What Quarterly Catches

Recurring patterns. Problems that appear once per sprint look like individual incidents. Over a quarter, they're trends. "The test environment was down" happened five times. That's not bad luck. That's an infrastructure problem that needs investment.
Capability gaps. In a single sprint, one person struggling with a technology looks like a learning curve. Over a quarter, it's a training need. The quarterly view gives you enough data to distinguish between "this is new and will get better" and "this isn't improving and we need to address it."
Relationship dynamics. Team friction that surfaces mildly in sprint retros becomes visible at the quarterly level. Not because people are more honest (though sometimes they are) but because the pattern of which topics generate tension becomes clear over twelve weeks.
Client patterns. How clients behave across a quarter - response times to reviews, scope change frequency, feedback quality - tells you things that a single sprint can't. One late review is an anomaly. Three in a row is a pattern that needs a conversation.
Sprint retros tell you what happened. But the quarterly one is where the real improvements come from.
Isaac Rolfe
Managing Director

How We Run Ours

We keep it simple. Two hours, the whole team, four questions.
What themes kept appearing in sprint retros this quarter? This connects the quarterly retro to the sprint-level feedback. We literally go through the sprint retro notes and look for repetition.
What got better? Intentionally first, before the problems. It matters for morale and it matters for accuracy. Teams that only discuss problems develop a distorted view of their own performance.
What stayed the same despite our efforts? This is the hard question. Things we tried to fix that didn't improve. It usually means our interventions were treating symptoms, not causes.
What should we invest in next quarter? Not "what should we try in the next sprint" but "what should we commit to for twelve weeks?" This forces prioritisation. You can't invest in everything. Pick one or two themes and give them sustained attention.

The Three-Month Commitment

The key difference between quarterly actions and sprint actions is commitment duration. A sprint action is "let's try this for two weeks." A quarterly action is "we're investing in this for three months."

● ● ● ● ●

▸ **TASK DESCRIPTION**
Transcribe everything in the piece on quarterly retrospectives from "What themes kept" down to "symptoms, not causes.".

● ● ● ● ●

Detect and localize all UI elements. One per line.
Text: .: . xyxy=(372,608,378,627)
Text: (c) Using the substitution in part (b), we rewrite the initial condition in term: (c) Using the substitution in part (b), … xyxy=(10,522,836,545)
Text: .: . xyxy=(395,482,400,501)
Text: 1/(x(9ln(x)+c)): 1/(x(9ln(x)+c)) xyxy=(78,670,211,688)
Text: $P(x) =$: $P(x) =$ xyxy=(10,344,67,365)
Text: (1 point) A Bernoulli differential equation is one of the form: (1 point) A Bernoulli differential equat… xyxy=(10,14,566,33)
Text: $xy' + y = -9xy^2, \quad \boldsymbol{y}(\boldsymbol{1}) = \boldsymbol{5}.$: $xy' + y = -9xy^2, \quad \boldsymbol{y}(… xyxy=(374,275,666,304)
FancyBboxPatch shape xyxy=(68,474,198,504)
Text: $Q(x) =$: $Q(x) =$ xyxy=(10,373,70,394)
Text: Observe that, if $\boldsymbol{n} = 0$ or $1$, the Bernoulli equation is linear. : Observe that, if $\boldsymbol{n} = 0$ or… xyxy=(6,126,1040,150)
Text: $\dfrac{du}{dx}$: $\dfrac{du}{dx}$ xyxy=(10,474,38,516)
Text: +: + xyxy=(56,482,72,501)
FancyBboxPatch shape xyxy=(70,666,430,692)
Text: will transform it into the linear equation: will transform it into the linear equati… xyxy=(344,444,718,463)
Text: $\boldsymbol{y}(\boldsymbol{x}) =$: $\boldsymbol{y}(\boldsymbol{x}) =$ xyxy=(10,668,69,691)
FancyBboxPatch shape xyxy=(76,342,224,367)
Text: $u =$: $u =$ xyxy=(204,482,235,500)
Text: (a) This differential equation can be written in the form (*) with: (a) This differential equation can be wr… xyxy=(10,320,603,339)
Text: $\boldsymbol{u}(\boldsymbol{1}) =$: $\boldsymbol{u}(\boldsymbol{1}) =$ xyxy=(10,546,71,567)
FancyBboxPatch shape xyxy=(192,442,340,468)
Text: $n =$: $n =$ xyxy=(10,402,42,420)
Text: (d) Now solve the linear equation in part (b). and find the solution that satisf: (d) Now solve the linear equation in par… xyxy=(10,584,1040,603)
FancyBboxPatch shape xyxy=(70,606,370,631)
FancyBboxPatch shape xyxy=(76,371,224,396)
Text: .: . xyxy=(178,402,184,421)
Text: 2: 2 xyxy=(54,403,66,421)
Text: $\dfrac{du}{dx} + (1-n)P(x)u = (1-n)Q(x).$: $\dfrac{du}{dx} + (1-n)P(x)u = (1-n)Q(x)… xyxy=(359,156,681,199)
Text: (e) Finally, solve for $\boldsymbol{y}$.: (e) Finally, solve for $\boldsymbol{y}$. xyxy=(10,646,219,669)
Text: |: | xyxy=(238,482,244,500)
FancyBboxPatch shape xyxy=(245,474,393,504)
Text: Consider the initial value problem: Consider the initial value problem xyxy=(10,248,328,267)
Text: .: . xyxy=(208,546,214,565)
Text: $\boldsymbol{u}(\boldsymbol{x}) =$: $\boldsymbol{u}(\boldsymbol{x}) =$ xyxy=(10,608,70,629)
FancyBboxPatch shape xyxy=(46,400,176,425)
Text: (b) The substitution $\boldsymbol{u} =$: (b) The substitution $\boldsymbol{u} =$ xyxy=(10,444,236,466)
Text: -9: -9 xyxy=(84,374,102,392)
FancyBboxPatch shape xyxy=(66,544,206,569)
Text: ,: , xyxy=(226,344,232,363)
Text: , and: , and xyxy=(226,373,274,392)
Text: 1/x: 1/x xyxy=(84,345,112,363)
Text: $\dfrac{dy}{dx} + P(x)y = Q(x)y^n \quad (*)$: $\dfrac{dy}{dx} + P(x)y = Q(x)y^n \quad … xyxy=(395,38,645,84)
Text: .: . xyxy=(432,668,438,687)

● ● ● ● ●

▸ **FINISHED EXERCISE**
What themes kept appearing in sprint retros this quarter? This connects the quarterly retro to the sprint-level feedback. We literally go through the sprint retro notes and look for repetition.
What got better? Intentionally first, before the problems. It matters for morale and it matters for accuracy. Teams that only discuss problems develop a distorted view of their own performance.
What stayed the same despite our efforts? This is the hard question. Things we tried to fix that didn't improve. It usually means our interventions were treating symptoms, not causes.